*What is expected:*
Find each line in the following listing that has the string "Mode", then state the count and nothing else.
-- start --
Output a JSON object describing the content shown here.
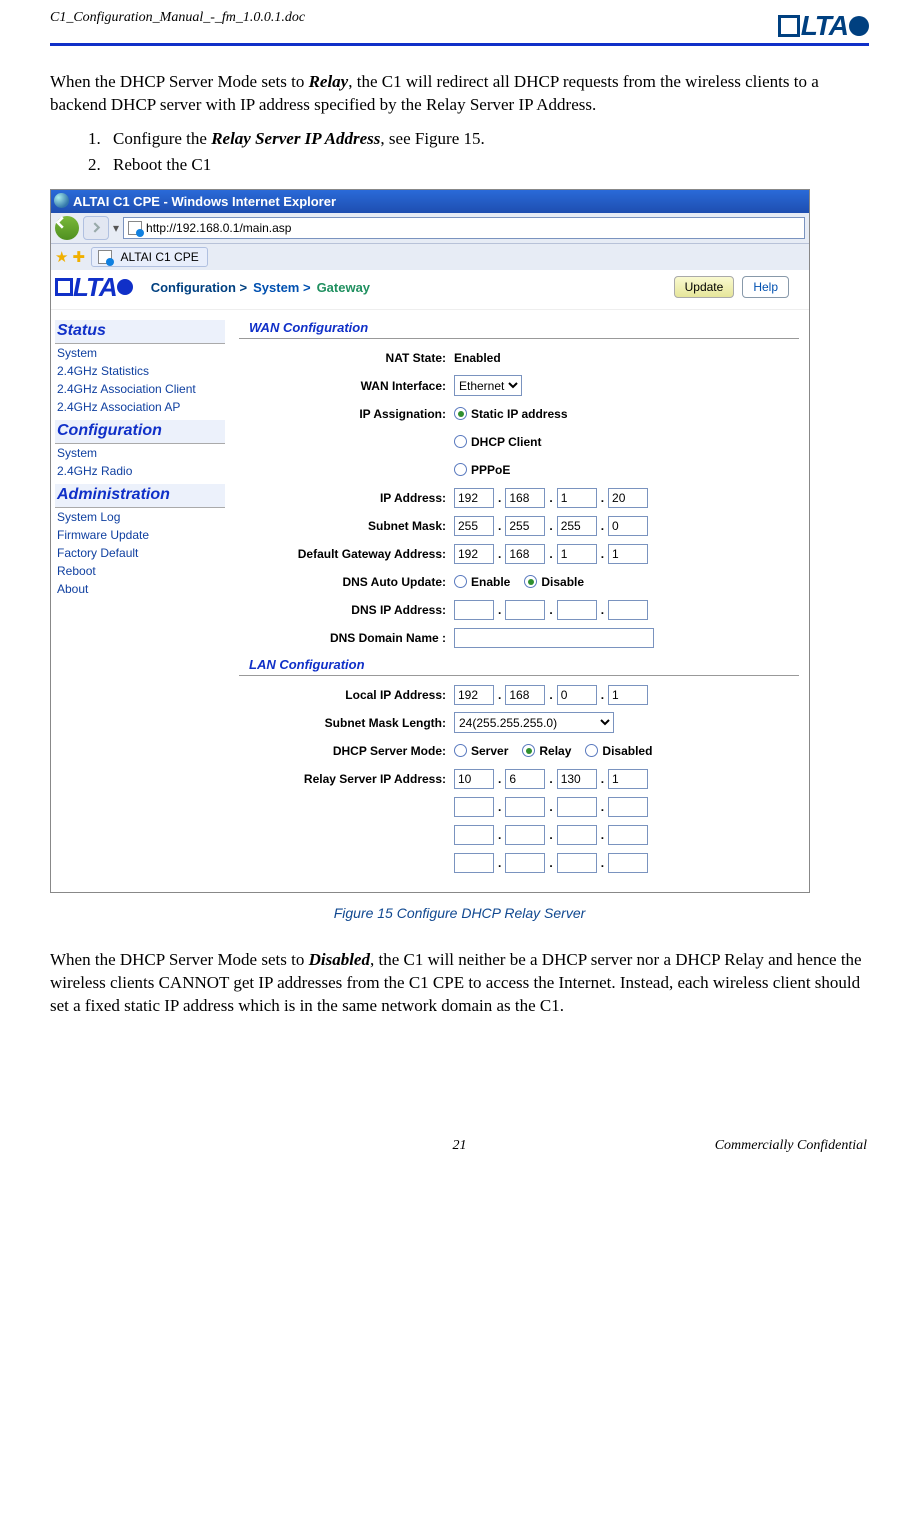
{
  "header_doc": "C1_Configuration_Manual_-_fm_1.0.0.1.doc",
  "logo_text": "LTA",
  "p1_a": "When the DHCP Server Mode sets to ",
  "p1_b": "Relay",
  "p1_c": ", the C1 will redirect all DHCP requests from the wireless clients to a backend DHCP server with IP address specified by the Relay Server IP Address.",
  "li1_a": "Configure the ",
  "li1_b": "Relay Server IP Address",
  "li1_c": ", see Figure 15.",
  "li2": "Reboot the C1",
  "ie": {
    "title": "ALTAI C1 CPE - Windows Internet Explorer",
    "url": "http://192.168.0.1/main.asp",
    "tab": "ALTAI C1 CPE"
  },
  "bc": {
    "c": "Configuration >",
    "s": "System >",
    "g": "Gateway"
  },
  "btn_update": "Update",
  "btn_help": "Help",
  "side": {
    "status": "Status",
    "s_system": "System",
    "s_24stats": "2.4GHz Statistics",
    "s_24ac": "2.4GHz Association Client",
    "s_24ap": "2.4GHz Association AP",
    "config": "Configuration",
    "c_system": "System",
    "c_radio": "2.4GHz Radio",
    "admin": "Administration",
    "a_log": "System Log",
    "a_fw": "Firmware Update",
    "a_def": "Factory Default",
    "a_reboot": "Reboot",
    "a_about": "About"
  },
  "wan": {
    "title": "WAN Configuration",
    "nat_lbl": "NAT State:",
    "nat_val": "Enabled",
    "wanif_lbl": "WAN Interface:",
    "wanif_val": "Ethernet",
    "ipa_lbl": "IP Assignation:",
    "r_static": "Static IP address",
    "r_dhcp": "DHCP Client",
    "r_pppoe": "PPPoE",
    "ip_lbl": "IP Address:",
    "ip": [
      "192",
      "168",
      "1",
      "20"
    ],
    "mask_lbl": "Subnet Mask:",
    "mask": [
      "255",
      "255",
      "255",
      "0"
    ],
    "gw_lbl": "Default Gateway Address:",
    "gw": [
      "192",
      "168",
      "1",
      "1"
    ],
    "dnsauto_lbl": "DNS Auto Update:",
    "r_enable": "Enable",
    "r_disable": "Disable",
    "dnsip_lbl": "DNS IP Address:",
    "dnsip": [
      "",
      "",
      "",
      ""
    ],
    "dnsdom_lbl": "DNS Domain Name :",
    "dnsdom_val": ""
  },
  "lan": {
    "title": "LAN Configuration",
    "lip_lbl": "Local IP Address:",
    "lip": [
      "192",
      "168",
      "0",
      "1"
    ],
    "smlen_lbl": "Subnet Mask Length:",
    "smlen_val": "24(255.255.255.0)",
    "dhcp_lbl": "DHCP Server Mode:",
    "r_server": "Server",
    "r_relay": "Relay",
    "r_disabled": "Disabled",
    "relayip_lbl": "Relay Server IP Address:",
    "relayip1": [
      "10",
      "6",
      "130",
      "1"
    ],
    "relayip2": [
      "",
      "",
      "",
      ""
    ],
    "relayip3": [
      "",
      "",
      "",
      ""
    ],
    "relayip4": [
      "",
      "",
      "",
      ""
    ]
  },
  "caption": "Figure 15    Configure DHCP Relay Server",
  "p2_a": "When the DHCP Server Mode sets to ",
  "p2_b": "Disabled",
  "p2_c": ", the C1 will neither be a DHCP server nor a DHCP Relay and hence the wireless clients CANNOT get IP addresses from the C1 CPE to access the Internet. Instead, each wireless client should set a fixed static IP address which is in the same network domain as the C1.",
  "page_num": "21",
  "footer_conf": "Commercially Confidential"
}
-- end --
*Response below:*
3